**STATED PROBLEM:** Extract each line holding the word "статья" from the entries.

**INPUT RECORDS:**
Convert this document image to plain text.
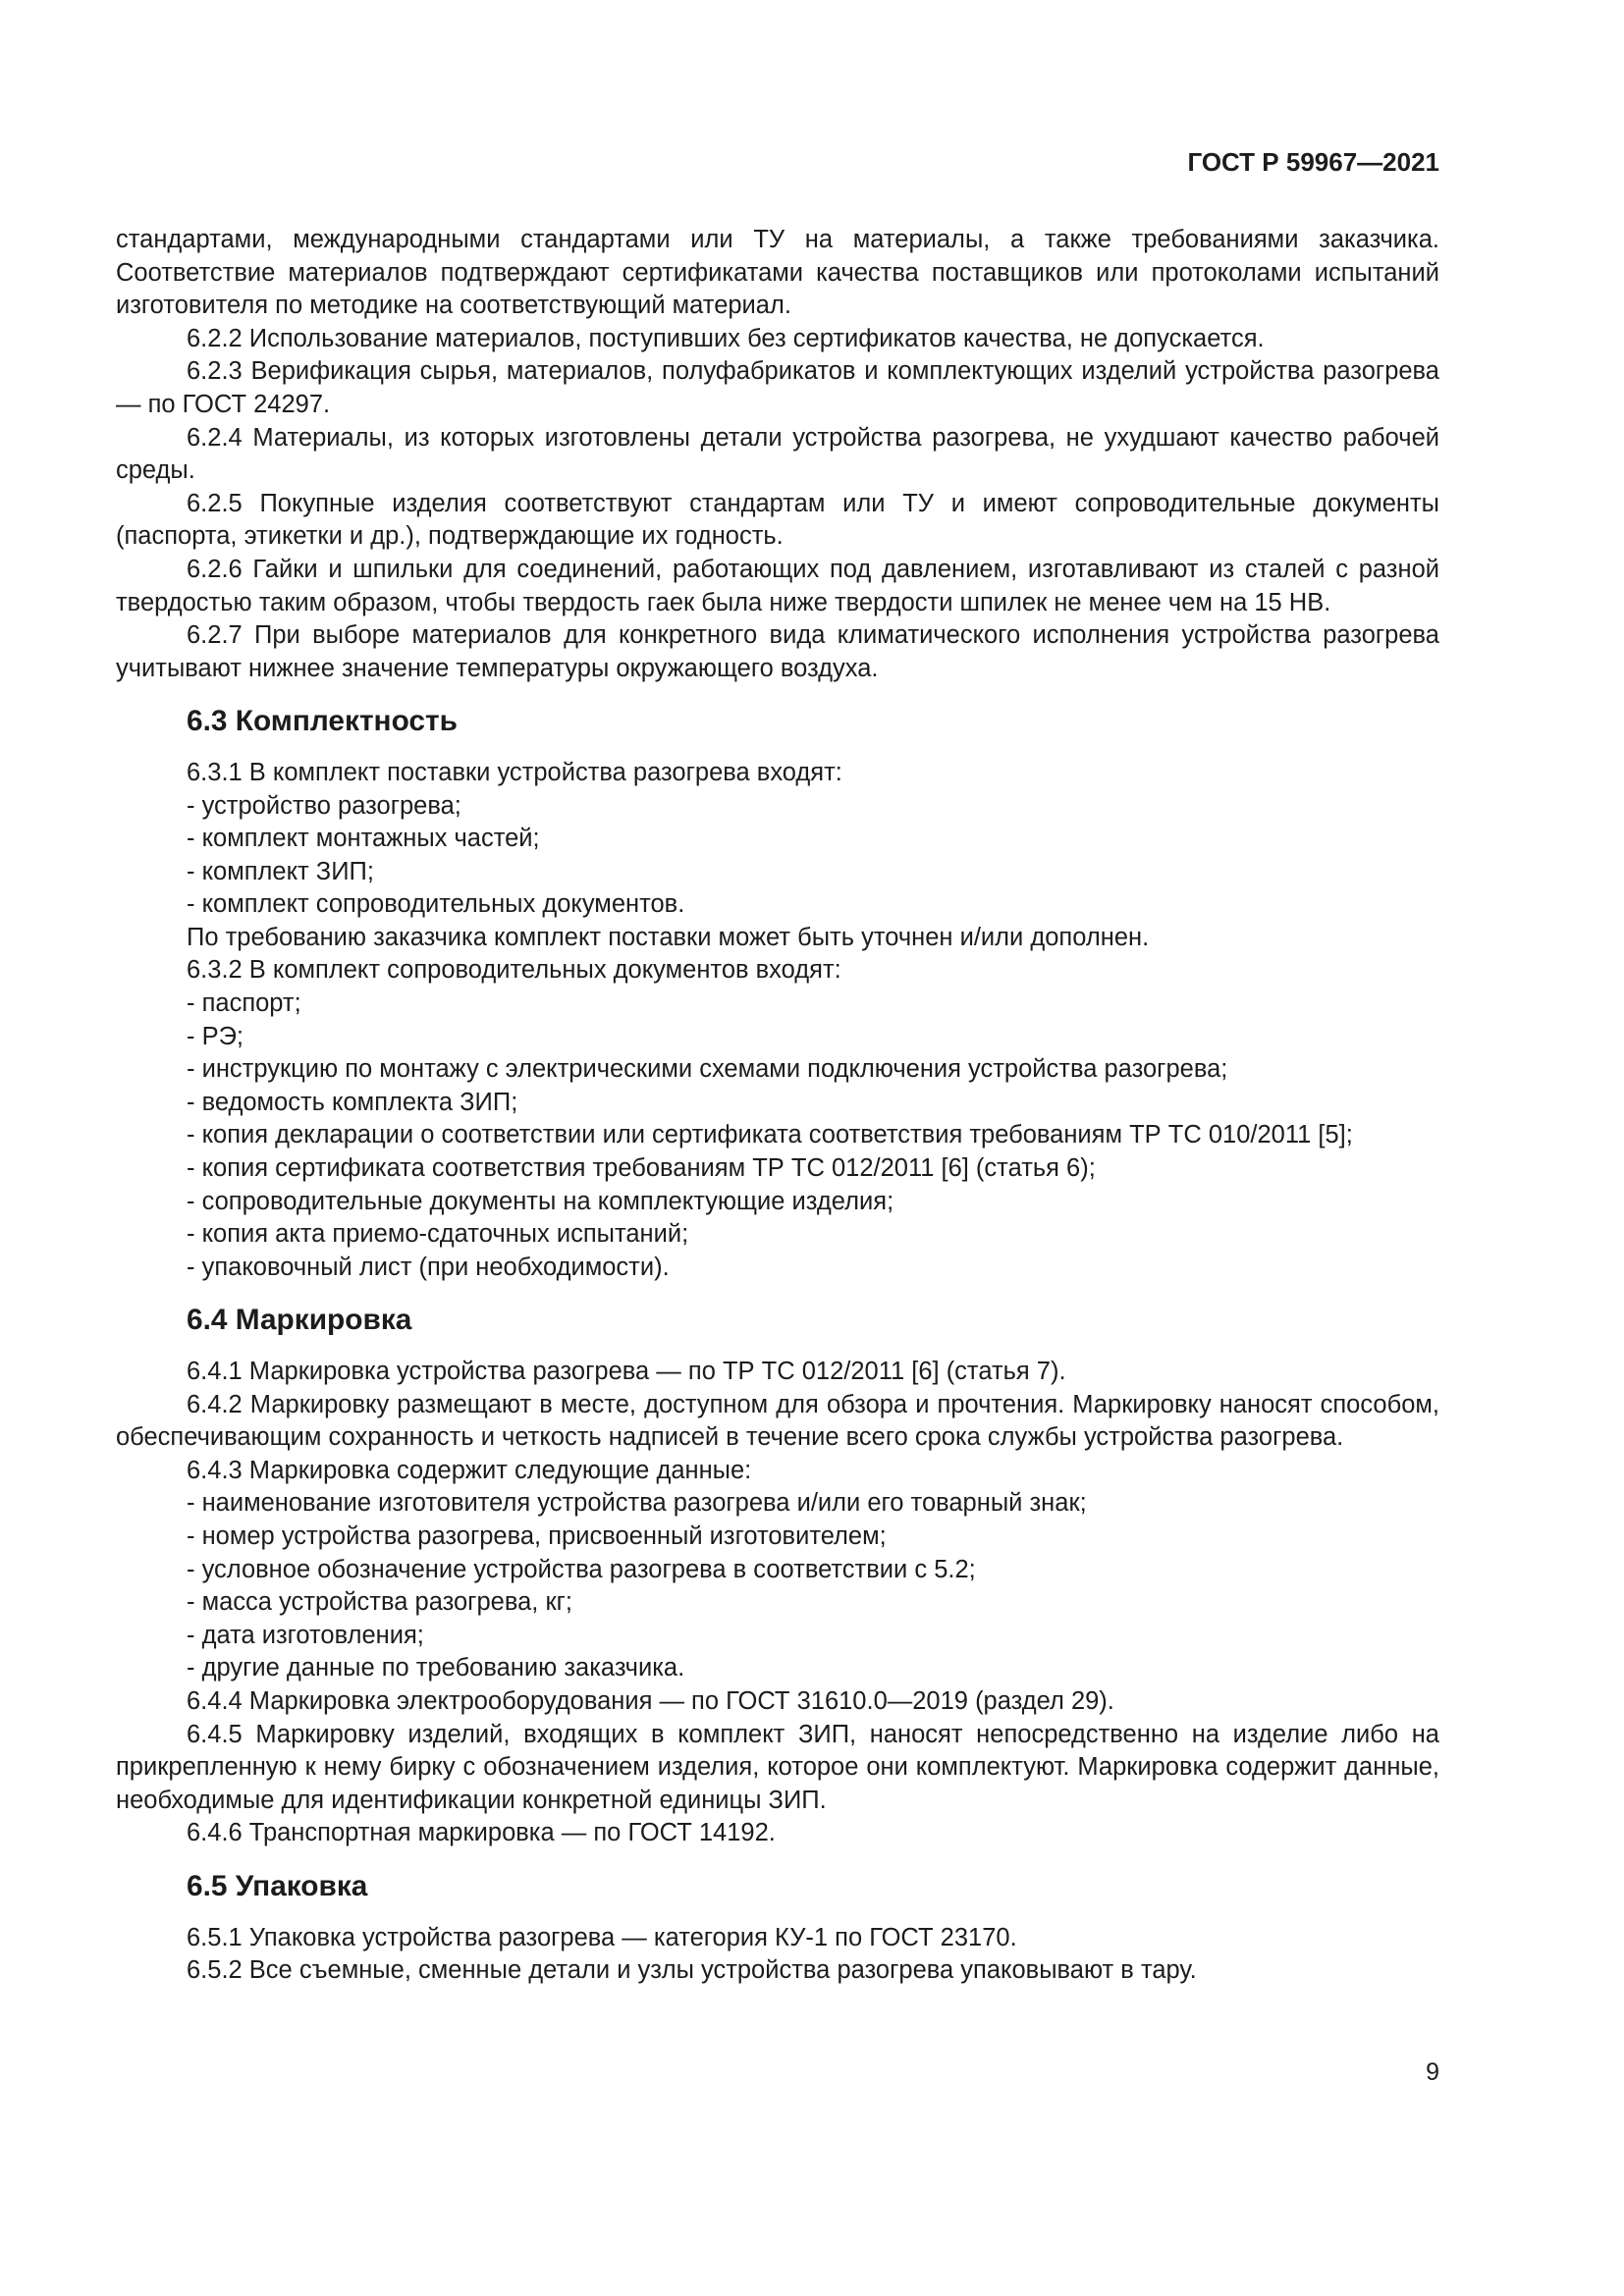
ГОСТ Р 59967—2021

стандартами, международными стандартами или ТУ на материалы, а также требованиями заказчика. Соответствие материалов подтверждают сертификатами качества поставщиков или протоколами испытаний изготовителя по методике на соответствующий материал.

6.2.2 Использование материалов, поступивших без сертификатов качества, не допускается.

6.2.3 Верификация сырья, материалов, полуфабрикатов и комплектующих изделий устройства разогрева — по ГОСТ 24297.

6.2.4 Материалы, из которых изготовлены детали устройства разогрева, не ухудшают качество рабочей среды.

6.2.5 Покупные изделия соответствуют стандартам или ТУ и имеют сопроводительные документы (паспорта, этикетки и др.), подтверждающие их годность.

6.2.6 Гайки и шпильки для соединений, работающих под давлением, изготавливают из сталей с разной твердостью таким образом, чтобы твердость гаек была ниже твердости шпилек не менее чем на 15 НВ.

6.2.7 При выборе материалов для конкретного вида климатического исполнения устройства разогрева учитывают нижнее значение температуры окружающего воздуха.

6.3 Комплектность

6.3.1 В комплект поставки устройства разогрева входят:

- устройство разогрева;

- комплект монтажных частей;

- комплект ЗИП;

- комплект сопроводительных документов.

По требованию заказчика комплект поставки может быть уточнен и/или дополнен.

6.3.2 В комплект сопроводительных документов входят:

- паспорт;

- РЭ;

- инструкцию по монтажу с электрическими схемами подключения устройства разогрева;

- ведомость комплекта ЗИП;

- копия декларации о соответствии или сертификата соответствия требованиям ТР ТС 010/2011 [5];

- копия сертификата соответствия требованиям ТР ТС 012/2011 [6] (статья 6);

- сопроводительные документы на комплектующие изделия;

- копия акта приемо-сдаточных испытаний;

- упаковочный лист (при необходимости).

6.4 Маркировка

6.4.1 Маркировка устройства разогрева — по ТР ТС 012/2011 [6] (статья 7).

6.4.2 Маркировку размещают в месте, доступном для обзора и прочтения. Маркировку наносят способом, обеспечивающим сохранность и четкость надписей в течение всего срока службы устройства разогрева.

6.4.3 Маркировка содержит следующие данные:

- наименование изготовителя устройства разогрева и/или его товарный знак;

- номер устройства разогрева, присвоенный изготовителем;

- условное обозначение устройства разогрева в соответствии с 5.2;

- масса устройства разогрева, кг;

- дата изготовления;

- другие данные по требованию заказчика.

6.4.4 Маркировка электрооборудования — по ГОСТ 31610.0—2019 (раздел 29).

6.4.5 Маркировку изделий, входящих в комплект ЗИП, наносят непосредственно на изделие либо на прикрепленную к нему бирку с обозначением изделия, которое они комплектуют. Маркировка содержит данные, необходимые для идентификации конкретной единицы ЗИП.

6.4.6 Транспортная маркировка — по ГОСТ 14192.

6.5 Упаковка

6.5.1 Упаковка устройства разогрева — категория КУ-1 по ГОСТ 23170.

6.5.2 Все съемные, сменные детали и узлы устройства разогрева упаковывают в тару.

9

**THE COMPLETED TASK:**
- копия сертификата соответствия требованиям ТР ТС 012/2011 [6] (статья 6);
6.4.1 Маркировка устройства разогрева — по ТР ТС 012/2011 [6] (статья 7).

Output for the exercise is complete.